:: Exercise directions ::
Gather each line of the entries below that contains the string "heading". Case counts.

----

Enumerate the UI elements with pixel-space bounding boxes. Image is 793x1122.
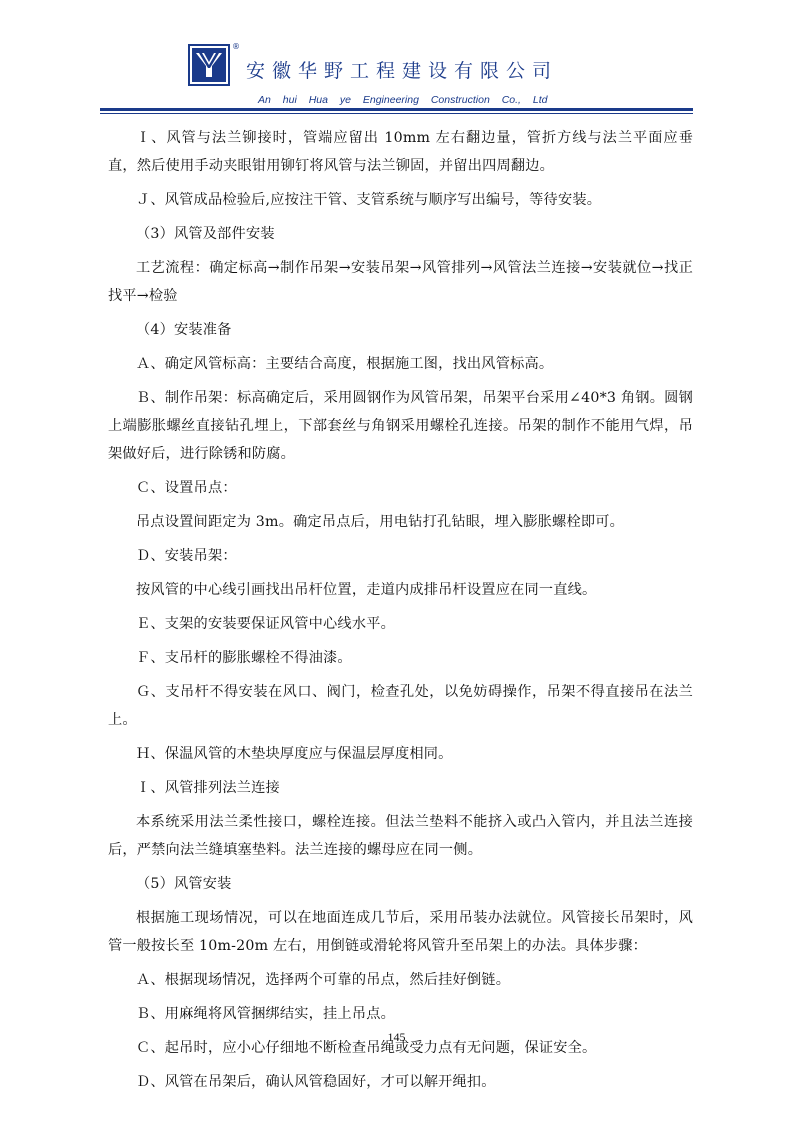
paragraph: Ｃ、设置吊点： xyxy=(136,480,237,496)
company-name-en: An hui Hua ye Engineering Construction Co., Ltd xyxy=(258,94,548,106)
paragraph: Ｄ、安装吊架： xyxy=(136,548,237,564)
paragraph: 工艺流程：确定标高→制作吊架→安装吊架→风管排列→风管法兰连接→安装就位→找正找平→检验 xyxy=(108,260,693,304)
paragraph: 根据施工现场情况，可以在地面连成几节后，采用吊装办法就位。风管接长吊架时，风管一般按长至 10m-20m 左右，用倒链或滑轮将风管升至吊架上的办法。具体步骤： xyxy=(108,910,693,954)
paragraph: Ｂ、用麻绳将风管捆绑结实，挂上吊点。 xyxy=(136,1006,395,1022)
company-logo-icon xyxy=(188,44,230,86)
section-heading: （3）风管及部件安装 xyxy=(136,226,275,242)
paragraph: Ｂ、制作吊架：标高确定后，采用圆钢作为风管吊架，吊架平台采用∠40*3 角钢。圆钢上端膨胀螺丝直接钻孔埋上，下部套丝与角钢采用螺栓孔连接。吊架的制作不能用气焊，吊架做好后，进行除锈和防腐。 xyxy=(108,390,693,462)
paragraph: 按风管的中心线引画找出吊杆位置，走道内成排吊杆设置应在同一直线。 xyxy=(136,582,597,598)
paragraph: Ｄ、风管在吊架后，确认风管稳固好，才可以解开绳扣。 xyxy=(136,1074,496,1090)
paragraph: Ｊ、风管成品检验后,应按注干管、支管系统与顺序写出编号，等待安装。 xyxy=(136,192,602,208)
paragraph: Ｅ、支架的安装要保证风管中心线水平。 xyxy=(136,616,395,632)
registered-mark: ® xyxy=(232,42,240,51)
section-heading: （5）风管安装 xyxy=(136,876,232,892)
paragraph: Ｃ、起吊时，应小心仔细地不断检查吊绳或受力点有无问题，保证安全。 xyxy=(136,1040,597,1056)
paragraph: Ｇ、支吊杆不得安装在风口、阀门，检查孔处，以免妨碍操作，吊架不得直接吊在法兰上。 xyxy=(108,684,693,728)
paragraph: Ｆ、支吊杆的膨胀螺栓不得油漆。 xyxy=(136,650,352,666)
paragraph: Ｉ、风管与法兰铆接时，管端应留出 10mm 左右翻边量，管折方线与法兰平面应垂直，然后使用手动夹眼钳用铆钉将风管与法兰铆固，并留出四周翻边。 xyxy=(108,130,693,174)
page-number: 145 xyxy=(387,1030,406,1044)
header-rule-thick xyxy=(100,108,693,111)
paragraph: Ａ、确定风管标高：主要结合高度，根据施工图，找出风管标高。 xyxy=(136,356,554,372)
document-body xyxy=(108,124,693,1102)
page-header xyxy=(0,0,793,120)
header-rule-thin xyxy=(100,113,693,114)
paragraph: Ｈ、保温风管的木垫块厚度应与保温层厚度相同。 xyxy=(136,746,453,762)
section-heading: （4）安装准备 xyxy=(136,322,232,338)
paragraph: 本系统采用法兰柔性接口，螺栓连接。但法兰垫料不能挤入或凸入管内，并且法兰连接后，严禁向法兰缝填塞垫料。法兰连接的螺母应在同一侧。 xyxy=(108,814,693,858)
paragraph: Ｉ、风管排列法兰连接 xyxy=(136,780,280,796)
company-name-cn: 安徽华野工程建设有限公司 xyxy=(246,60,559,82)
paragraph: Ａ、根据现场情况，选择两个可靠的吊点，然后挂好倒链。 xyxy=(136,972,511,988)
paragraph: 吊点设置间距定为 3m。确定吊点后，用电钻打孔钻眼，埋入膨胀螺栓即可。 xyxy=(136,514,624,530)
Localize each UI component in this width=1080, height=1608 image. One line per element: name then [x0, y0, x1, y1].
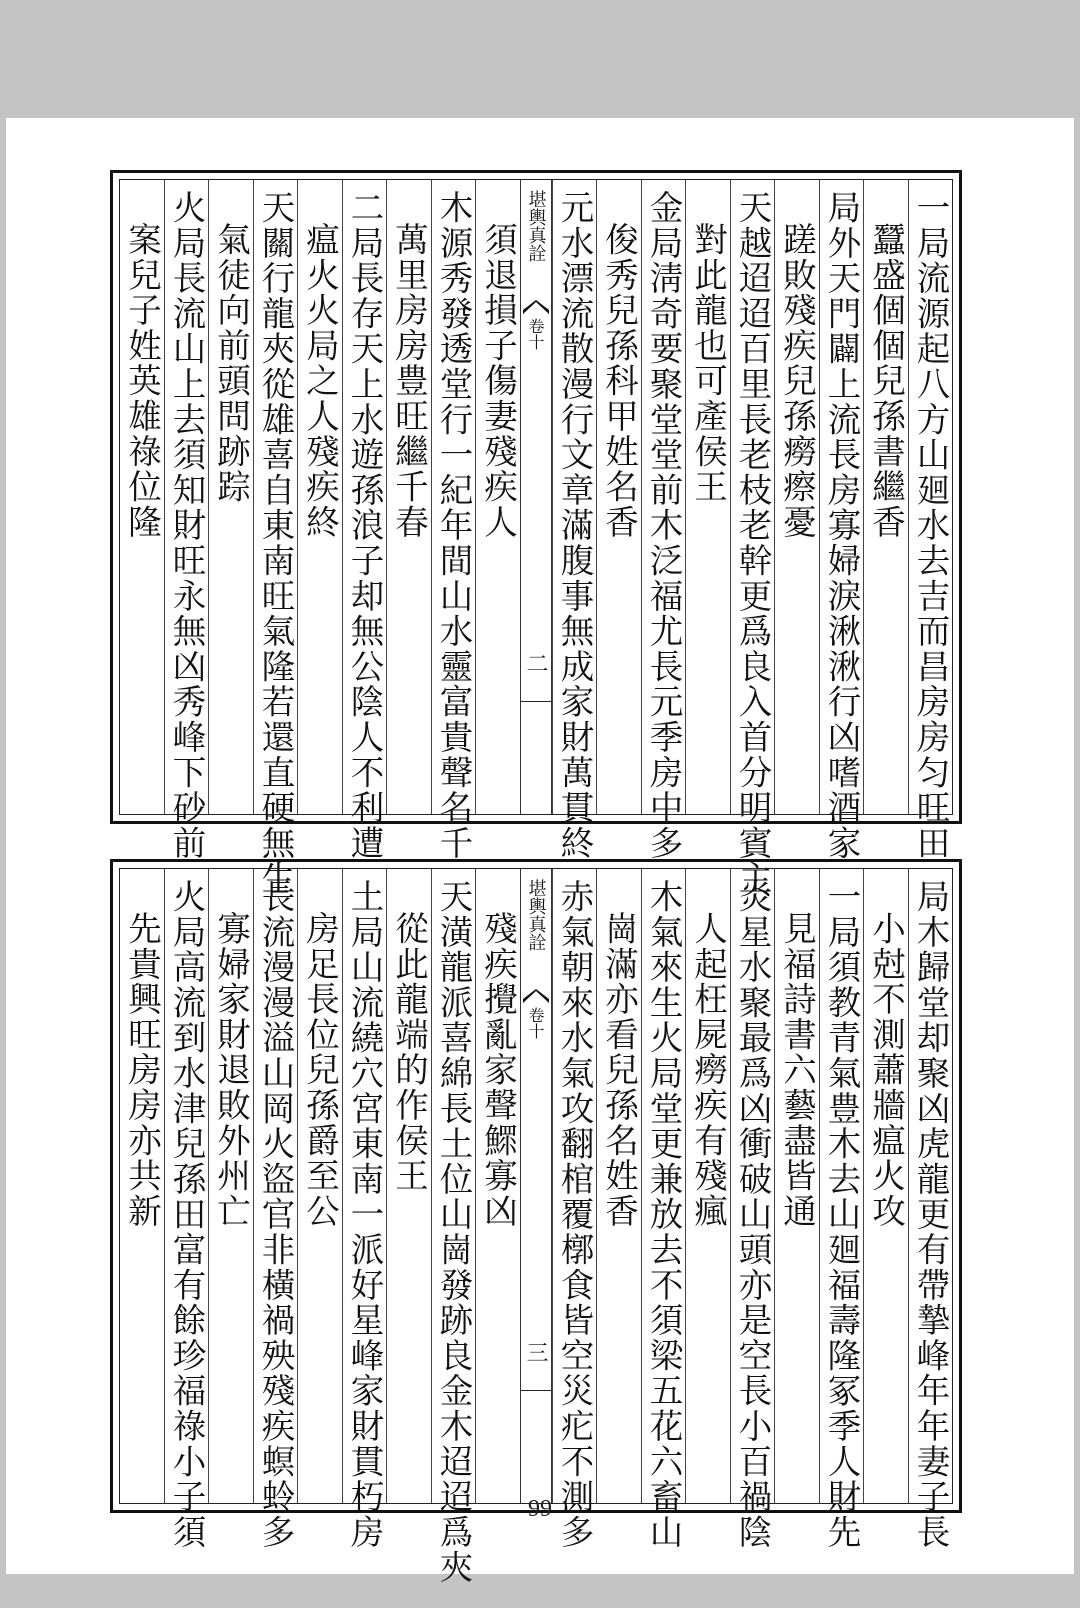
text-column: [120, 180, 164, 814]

----

:: Solution for this problem ::
section-heading: （3）风管及部件安装 xyxy=(136,226,275,242)
section-heading: （5）风管安装 xyxy=(136,876,232,892)
section-heading: （4）安装准备 xyxy=(136,322,232,338)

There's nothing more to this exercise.